Transcribe the records in full, keeping every character as it is.

**RECORDS PROVIDED:**
=======

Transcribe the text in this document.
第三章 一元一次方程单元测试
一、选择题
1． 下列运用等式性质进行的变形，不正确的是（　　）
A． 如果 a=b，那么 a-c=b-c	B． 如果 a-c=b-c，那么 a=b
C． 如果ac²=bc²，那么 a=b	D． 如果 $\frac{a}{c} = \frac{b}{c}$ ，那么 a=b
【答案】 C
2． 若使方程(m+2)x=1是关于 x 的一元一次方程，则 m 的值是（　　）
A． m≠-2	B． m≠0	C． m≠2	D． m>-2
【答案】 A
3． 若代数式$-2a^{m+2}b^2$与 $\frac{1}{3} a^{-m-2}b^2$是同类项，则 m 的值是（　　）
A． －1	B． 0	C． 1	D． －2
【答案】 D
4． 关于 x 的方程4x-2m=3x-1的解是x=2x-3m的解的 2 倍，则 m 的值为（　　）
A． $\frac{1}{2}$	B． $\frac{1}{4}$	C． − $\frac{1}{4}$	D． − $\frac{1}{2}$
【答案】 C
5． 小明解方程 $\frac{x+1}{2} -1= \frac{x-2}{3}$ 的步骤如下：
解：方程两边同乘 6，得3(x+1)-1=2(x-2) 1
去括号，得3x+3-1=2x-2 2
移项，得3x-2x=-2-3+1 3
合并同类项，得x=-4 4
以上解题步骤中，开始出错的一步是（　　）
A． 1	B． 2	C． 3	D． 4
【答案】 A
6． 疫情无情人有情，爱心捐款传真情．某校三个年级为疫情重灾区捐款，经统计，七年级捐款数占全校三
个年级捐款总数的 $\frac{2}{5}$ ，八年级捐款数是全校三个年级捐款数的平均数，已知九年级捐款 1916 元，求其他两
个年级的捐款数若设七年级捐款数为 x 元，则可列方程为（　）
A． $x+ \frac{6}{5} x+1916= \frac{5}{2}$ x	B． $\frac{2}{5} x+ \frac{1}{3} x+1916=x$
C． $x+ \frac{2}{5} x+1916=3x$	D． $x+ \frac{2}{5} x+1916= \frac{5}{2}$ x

=======

**TASK RESPONSE:**
Transcribe the text in this document.
第三章 一元一次方程单元测试
一、选择题
1． 下列运用等式性质进行的变形，不正确的是（　　）
A． 如果 a=b，那么 a-c=b-c	B． 如果 a-c=b-c，那么 a=b
C． 如果ac²=bc²，那么 a=b	D． 如果 $\frac{a}{c} = \frac{b}{c}$ ，那么 a=b
【答案】 C
2． 若使方程(m+2)x=1是关于 x 的一元一次方程，则 m 的值是（　　）
A． m≠-2	B． m≠0	C． m≠2	D． m>-2
【答案】 A
3． 若代数式$-2a^{m+2}b^2$与 $\frac{1}{3} a^{-m-2}b^2$是同类项，则 m 的值是（　　）
A． －1	B． 0	C． 1	D． －2
【答案】 D
4． 关于 x 的方程4x-2m=3x-1的解是x=2x-3m的解的 2 倍，则 m 的值为（　　）
A． $\frac{1}{2}$	B． $\frac{1}{4}$	C． − $\frac{1}{4}$	D． − $\frac{1}{2}$
【答案】 C
5． 小明解方程 $\frac{x+1}{2} -1= \frac{x-2}{3}$ 的步骤如下：
解：方程两边同乘 6，得3(x+1)-1=2(x-2) 1
去括号，得3x+3-1=2x-2 2
移项，得3x-2x=-2-3+1 3
合并同类项，得x=-4 4
以上解题步骤中，开始出错的一步是（　　）
A． 1	B． 2	C． 3	D． 4
【答案】 A
6． 疫情无情人有情，爱心捐款传真情．某校三个年级为疫情重灾区捐款，经统计，七年级捐款数占全校三
个年级捐款总数的 $\frac{2}{5}$ ，八年级捐款数是全校三个年级捐款数的平均数，已知九年级捐款 1916 元，求其他两
个年级的捐款数若设七年级捐款数为 x 元，则可列方程为（　）
A． $x+ \frac{6}{5} x+1916= \frac{5}{2}$ x	B． $\frac{2}{5} x+ \frac{1}{3} x+1916=x$
C． $x+ \frac{2}{5} x+1916=3x$	D． $x+ \frac{2}{5} x+1916= \frac{5}{2}$ x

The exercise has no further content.